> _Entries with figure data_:
>> Begin

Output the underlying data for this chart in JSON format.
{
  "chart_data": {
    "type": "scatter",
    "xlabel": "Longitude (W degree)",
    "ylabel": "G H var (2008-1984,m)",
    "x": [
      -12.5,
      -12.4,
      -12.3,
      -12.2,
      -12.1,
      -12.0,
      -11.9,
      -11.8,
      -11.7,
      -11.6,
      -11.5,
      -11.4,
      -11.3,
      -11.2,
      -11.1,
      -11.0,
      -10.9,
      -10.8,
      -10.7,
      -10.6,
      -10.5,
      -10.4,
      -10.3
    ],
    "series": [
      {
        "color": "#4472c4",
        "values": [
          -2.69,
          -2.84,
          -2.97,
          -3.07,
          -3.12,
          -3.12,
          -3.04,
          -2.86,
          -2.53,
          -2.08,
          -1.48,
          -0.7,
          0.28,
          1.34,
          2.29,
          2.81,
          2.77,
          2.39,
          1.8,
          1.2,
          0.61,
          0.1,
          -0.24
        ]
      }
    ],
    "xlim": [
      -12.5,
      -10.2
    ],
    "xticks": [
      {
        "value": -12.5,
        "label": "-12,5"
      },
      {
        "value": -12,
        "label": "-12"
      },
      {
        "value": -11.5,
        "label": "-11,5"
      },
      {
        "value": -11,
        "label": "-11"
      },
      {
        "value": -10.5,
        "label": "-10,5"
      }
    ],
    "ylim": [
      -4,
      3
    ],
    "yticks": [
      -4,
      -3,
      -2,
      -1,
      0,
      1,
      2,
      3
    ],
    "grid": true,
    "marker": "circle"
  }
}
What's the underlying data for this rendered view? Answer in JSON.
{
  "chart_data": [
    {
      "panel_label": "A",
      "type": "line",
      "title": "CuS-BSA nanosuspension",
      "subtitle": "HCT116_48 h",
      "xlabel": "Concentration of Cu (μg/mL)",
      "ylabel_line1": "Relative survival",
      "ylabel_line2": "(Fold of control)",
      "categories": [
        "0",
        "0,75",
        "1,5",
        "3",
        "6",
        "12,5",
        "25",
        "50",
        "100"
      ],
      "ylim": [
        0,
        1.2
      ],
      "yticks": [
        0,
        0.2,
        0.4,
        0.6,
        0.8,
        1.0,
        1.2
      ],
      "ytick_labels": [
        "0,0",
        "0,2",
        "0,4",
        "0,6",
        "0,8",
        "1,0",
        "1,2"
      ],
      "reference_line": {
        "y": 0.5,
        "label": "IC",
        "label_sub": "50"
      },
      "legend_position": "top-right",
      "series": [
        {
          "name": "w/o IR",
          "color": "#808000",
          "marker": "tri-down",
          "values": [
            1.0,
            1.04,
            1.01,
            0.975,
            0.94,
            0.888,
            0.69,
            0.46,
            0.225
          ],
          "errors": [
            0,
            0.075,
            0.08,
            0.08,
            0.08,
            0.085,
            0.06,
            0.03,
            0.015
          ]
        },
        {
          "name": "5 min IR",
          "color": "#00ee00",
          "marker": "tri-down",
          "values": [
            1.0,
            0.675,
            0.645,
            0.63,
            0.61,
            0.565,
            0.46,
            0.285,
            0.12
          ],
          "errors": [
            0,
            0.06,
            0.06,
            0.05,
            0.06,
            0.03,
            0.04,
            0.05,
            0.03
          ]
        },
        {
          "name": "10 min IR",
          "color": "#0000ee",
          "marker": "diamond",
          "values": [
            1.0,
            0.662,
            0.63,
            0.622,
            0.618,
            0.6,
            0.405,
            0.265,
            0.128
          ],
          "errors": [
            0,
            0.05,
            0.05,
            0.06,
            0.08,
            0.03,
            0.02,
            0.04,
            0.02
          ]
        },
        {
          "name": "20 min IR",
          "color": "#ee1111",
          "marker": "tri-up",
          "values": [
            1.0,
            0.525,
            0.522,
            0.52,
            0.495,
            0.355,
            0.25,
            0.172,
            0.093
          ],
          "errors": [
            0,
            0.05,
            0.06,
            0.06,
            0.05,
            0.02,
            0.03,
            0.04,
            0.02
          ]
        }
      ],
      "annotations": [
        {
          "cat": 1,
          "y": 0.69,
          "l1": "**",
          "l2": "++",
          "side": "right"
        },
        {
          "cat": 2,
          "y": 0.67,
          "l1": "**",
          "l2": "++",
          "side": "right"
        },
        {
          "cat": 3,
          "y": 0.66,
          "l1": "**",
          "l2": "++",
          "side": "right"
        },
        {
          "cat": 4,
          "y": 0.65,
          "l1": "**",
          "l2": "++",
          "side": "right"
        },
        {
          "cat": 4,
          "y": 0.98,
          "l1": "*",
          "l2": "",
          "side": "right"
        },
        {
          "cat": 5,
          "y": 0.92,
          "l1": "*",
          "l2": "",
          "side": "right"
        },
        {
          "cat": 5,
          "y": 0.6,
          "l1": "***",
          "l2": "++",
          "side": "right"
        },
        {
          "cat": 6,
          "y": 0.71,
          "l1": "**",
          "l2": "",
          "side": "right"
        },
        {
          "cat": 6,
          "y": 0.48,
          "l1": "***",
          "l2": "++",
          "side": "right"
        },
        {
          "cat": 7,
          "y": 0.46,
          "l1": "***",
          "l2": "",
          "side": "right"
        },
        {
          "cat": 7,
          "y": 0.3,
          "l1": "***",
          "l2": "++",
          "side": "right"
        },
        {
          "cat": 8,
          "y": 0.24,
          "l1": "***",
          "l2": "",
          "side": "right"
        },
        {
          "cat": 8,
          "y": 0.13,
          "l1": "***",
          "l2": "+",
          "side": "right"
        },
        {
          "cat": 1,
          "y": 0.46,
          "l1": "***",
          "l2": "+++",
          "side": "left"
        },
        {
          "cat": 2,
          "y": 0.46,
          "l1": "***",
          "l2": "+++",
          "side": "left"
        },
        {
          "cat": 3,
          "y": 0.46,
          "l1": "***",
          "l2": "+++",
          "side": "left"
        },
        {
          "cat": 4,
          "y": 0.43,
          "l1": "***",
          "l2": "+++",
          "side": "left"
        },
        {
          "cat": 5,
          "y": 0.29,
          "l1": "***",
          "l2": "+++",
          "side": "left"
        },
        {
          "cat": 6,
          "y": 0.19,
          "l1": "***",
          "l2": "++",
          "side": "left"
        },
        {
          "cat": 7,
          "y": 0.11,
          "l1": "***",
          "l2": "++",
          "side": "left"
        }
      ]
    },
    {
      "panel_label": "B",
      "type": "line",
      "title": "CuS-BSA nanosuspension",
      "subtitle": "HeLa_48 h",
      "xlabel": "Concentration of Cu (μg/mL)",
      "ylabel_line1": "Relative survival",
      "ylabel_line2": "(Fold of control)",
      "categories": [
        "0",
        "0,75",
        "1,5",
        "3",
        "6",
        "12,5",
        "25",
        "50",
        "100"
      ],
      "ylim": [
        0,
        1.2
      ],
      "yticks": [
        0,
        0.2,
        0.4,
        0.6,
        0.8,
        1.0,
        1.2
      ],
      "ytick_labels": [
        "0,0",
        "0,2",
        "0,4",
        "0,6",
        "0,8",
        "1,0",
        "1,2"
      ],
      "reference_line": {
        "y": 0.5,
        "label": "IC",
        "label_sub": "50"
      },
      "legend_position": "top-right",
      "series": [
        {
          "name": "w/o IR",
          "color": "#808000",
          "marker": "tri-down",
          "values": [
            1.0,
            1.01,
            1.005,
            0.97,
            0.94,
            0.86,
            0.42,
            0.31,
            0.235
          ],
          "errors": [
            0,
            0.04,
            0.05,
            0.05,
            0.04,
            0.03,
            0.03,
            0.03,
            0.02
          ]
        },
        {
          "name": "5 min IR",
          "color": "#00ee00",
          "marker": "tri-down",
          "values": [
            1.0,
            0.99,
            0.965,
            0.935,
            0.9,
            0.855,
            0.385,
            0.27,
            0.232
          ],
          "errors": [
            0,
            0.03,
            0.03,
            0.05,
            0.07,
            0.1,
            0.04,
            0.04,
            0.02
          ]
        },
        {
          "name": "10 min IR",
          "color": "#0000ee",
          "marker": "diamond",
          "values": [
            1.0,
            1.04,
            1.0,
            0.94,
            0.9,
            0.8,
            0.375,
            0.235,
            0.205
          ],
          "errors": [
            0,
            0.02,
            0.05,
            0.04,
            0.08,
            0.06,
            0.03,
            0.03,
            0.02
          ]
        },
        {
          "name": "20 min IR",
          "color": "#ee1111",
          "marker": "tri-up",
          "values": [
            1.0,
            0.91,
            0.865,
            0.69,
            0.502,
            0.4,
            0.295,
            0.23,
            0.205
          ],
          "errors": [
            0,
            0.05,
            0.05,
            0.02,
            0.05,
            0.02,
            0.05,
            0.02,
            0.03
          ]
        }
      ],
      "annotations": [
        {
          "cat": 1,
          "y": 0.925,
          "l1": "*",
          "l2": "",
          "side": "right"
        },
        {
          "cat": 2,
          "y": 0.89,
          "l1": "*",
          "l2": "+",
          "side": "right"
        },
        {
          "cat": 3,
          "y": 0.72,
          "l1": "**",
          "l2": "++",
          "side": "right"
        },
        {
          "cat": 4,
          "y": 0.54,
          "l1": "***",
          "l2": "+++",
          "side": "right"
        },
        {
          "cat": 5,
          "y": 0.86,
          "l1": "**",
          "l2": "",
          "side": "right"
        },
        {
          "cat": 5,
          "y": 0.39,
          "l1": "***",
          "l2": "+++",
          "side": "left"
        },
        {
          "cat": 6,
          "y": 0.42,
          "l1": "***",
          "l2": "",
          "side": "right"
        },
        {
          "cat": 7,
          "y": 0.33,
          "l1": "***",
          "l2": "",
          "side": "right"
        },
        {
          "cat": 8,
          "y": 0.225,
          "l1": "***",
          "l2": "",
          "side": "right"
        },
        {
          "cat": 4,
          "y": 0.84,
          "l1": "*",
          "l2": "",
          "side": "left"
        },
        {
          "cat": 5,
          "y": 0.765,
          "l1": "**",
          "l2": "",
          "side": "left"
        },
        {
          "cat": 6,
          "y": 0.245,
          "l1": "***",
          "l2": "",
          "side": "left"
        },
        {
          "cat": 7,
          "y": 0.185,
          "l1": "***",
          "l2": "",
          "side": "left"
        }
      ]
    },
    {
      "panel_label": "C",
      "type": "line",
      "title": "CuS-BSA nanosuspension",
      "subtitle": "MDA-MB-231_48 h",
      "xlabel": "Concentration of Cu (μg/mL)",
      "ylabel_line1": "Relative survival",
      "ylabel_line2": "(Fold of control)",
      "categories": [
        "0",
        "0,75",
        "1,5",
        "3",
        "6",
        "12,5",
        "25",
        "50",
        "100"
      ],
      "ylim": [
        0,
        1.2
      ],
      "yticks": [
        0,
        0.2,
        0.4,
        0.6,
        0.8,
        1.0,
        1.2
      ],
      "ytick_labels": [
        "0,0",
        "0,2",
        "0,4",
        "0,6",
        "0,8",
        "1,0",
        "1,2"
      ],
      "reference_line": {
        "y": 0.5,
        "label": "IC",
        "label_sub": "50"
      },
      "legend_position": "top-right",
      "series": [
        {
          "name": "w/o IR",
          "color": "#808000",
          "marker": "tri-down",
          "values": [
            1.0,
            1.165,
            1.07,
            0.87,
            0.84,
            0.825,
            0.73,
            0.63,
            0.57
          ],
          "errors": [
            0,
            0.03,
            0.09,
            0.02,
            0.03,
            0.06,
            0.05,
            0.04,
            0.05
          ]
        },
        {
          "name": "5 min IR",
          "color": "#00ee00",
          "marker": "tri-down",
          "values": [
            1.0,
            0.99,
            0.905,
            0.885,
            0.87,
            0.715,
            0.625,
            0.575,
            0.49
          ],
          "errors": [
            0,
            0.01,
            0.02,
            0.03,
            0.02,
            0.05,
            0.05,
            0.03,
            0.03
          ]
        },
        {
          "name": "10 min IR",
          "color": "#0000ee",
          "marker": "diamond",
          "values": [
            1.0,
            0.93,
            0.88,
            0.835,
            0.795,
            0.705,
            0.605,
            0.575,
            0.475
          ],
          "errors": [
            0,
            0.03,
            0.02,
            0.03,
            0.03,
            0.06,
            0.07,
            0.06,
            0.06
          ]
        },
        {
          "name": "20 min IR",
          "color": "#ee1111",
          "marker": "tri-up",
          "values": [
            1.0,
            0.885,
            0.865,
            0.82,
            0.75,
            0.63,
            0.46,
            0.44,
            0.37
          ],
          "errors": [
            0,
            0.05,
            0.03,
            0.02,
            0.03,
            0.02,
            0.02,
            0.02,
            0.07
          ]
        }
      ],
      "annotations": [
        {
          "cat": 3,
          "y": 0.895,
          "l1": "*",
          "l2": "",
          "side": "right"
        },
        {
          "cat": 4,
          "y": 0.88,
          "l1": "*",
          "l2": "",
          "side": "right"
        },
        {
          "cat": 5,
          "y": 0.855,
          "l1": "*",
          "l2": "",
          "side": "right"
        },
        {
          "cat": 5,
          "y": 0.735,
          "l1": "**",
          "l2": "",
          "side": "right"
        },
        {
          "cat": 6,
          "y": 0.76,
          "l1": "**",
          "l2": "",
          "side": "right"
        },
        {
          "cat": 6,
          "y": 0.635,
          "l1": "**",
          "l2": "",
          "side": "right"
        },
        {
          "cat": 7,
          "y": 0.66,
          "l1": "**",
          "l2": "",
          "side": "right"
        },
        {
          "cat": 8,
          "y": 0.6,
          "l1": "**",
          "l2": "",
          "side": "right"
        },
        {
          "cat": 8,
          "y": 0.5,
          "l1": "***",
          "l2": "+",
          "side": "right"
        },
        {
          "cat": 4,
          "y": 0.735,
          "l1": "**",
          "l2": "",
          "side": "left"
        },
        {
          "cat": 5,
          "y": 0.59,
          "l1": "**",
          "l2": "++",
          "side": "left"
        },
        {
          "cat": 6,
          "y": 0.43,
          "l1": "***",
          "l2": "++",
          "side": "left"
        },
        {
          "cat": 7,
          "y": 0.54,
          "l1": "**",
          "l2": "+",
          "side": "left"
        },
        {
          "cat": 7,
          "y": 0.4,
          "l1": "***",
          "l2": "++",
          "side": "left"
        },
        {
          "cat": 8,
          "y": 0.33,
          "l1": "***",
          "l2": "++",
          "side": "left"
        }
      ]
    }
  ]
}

>> End

> _TASK OBJECTIVE_: Report back each line of the entries that holds the string "subtitle".

> _FINISHED EXERCISE_:
      "subtitle": "HCT116_48 h",
      "subtitle": "HeLa_48 h",
      "subtitle": "MDA-MB-231_48 h",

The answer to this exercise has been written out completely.